* [Goal of the exercise]
List each line of the data in which the string "drag" appears.

* [Items]

######

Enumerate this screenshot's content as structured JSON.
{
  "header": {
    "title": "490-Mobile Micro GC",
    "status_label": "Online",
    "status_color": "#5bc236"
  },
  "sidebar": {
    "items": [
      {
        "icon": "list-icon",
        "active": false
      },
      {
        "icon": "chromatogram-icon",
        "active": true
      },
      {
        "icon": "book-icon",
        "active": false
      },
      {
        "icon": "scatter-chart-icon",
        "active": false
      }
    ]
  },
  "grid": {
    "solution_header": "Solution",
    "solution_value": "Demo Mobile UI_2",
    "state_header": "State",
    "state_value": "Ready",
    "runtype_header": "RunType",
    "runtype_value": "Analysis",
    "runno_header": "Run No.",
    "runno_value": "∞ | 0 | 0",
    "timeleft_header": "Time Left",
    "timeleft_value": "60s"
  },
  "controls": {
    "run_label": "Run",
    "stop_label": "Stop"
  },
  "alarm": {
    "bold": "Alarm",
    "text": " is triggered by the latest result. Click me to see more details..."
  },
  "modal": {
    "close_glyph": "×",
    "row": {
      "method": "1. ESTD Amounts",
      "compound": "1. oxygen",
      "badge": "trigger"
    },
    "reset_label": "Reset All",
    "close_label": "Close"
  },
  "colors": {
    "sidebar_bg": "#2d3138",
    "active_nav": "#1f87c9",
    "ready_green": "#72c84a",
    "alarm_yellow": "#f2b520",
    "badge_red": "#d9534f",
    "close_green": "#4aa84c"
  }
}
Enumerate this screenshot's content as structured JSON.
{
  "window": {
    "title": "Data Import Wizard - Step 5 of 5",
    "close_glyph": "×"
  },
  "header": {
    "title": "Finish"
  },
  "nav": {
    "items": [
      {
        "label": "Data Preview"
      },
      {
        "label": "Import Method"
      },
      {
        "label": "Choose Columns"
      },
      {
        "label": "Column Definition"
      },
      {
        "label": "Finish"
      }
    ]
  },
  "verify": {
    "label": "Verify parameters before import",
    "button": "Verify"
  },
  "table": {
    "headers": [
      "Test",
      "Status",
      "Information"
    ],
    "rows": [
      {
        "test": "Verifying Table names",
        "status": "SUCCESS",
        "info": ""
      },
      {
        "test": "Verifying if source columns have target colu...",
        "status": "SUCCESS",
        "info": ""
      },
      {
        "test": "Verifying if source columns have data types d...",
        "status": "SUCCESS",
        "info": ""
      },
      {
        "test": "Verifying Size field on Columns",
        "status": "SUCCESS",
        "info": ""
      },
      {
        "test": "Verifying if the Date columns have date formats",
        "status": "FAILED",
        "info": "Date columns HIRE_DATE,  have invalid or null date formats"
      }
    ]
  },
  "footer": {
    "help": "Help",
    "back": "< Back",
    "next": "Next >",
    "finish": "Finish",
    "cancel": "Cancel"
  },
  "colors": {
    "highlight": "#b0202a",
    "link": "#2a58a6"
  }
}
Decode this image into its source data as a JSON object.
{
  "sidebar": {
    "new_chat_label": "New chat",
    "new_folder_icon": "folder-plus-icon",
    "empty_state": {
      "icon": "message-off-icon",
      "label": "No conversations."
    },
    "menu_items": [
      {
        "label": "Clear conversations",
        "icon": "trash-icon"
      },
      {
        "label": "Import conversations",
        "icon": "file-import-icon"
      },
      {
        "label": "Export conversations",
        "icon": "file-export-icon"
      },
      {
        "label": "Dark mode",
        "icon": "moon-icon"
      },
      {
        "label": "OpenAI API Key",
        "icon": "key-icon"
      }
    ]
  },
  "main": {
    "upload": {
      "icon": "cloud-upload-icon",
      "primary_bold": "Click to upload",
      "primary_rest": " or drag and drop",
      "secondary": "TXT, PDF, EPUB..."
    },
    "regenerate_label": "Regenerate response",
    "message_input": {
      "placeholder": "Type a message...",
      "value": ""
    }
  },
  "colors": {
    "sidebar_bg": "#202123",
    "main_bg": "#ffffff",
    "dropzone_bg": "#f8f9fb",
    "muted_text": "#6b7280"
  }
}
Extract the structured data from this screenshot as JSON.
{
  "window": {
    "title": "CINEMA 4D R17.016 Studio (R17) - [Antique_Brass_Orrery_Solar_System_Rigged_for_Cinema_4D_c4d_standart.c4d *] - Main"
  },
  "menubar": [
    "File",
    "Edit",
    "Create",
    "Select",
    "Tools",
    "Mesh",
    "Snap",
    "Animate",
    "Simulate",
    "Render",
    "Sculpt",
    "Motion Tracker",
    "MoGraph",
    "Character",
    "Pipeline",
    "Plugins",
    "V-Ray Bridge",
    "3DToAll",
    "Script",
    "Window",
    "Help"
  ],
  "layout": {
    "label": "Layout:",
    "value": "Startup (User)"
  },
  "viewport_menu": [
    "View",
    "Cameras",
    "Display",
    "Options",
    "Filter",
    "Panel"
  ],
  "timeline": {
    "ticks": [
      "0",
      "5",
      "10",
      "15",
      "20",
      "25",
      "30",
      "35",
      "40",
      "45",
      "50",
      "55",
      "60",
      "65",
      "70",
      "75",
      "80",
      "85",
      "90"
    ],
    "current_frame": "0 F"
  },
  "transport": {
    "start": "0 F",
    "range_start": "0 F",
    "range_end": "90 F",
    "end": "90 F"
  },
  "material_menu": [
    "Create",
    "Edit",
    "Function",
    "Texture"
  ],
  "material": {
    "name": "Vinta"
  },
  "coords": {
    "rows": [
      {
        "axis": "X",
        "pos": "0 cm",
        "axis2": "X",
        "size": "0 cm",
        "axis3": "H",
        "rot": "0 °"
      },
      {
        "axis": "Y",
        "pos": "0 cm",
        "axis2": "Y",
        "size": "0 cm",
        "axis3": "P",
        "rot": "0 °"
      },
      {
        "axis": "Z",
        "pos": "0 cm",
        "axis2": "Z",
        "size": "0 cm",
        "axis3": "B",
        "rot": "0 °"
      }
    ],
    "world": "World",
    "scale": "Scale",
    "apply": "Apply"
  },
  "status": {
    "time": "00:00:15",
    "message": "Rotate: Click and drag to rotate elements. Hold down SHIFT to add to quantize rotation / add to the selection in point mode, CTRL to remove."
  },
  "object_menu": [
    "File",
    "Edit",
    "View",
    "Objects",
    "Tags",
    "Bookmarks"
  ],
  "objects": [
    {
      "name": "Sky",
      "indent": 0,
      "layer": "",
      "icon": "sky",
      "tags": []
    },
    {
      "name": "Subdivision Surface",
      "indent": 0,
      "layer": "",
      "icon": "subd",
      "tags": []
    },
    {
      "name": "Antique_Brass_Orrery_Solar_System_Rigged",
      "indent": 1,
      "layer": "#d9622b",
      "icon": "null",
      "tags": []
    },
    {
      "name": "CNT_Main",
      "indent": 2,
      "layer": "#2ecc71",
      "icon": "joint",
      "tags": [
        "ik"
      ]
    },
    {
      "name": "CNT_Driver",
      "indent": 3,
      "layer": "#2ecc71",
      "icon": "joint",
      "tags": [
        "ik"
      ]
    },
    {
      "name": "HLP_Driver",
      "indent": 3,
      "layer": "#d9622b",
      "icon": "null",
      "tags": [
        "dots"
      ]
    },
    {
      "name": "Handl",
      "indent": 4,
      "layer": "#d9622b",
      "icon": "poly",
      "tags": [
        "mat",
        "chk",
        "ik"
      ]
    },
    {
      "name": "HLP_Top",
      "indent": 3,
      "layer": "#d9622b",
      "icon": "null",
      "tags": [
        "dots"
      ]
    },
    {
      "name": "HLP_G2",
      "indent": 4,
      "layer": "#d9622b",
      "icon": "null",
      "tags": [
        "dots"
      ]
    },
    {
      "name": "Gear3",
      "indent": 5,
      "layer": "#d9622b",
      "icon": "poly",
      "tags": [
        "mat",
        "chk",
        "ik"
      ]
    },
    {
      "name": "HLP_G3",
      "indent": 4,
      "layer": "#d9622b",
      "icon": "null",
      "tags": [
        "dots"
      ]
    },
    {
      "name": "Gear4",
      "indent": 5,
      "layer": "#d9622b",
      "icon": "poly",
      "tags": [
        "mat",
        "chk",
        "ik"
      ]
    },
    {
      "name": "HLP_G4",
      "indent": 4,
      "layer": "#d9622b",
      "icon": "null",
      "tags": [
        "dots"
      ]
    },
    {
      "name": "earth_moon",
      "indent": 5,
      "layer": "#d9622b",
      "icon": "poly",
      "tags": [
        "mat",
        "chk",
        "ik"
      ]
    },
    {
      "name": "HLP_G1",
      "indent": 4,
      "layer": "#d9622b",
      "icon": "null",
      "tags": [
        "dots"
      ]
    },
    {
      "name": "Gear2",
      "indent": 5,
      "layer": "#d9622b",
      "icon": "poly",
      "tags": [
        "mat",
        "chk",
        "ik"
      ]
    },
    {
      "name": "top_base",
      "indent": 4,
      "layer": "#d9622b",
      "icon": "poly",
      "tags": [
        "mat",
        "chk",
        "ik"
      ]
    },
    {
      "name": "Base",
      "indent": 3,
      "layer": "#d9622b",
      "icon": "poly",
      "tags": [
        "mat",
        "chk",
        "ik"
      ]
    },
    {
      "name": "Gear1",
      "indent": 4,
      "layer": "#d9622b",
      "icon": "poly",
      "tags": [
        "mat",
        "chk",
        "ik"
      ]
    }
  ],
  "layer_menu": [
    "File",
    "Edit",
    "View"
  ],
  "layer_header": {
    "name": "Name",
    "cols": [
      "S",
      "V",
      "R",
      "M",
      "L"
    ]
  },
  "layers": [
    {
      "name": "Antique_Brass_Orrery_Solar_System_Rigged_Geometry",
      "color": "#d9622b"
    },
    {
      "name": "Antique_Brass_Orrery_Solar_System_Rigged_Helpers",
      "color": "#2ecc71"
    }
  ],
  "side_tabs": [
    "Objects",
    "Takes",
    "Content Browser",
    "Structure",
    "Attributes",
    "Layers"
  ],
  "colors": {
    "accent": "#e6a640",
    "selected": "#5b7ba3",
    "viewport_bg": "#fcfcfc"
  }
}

######

* [Correct result]
      "primary_rest": " or drag and drop",
    "message": "Rotate: Click and drag to rotate elements. Hold down SHIFT to add to quantize rotation / add to the selection in point mode, CTRL to remove."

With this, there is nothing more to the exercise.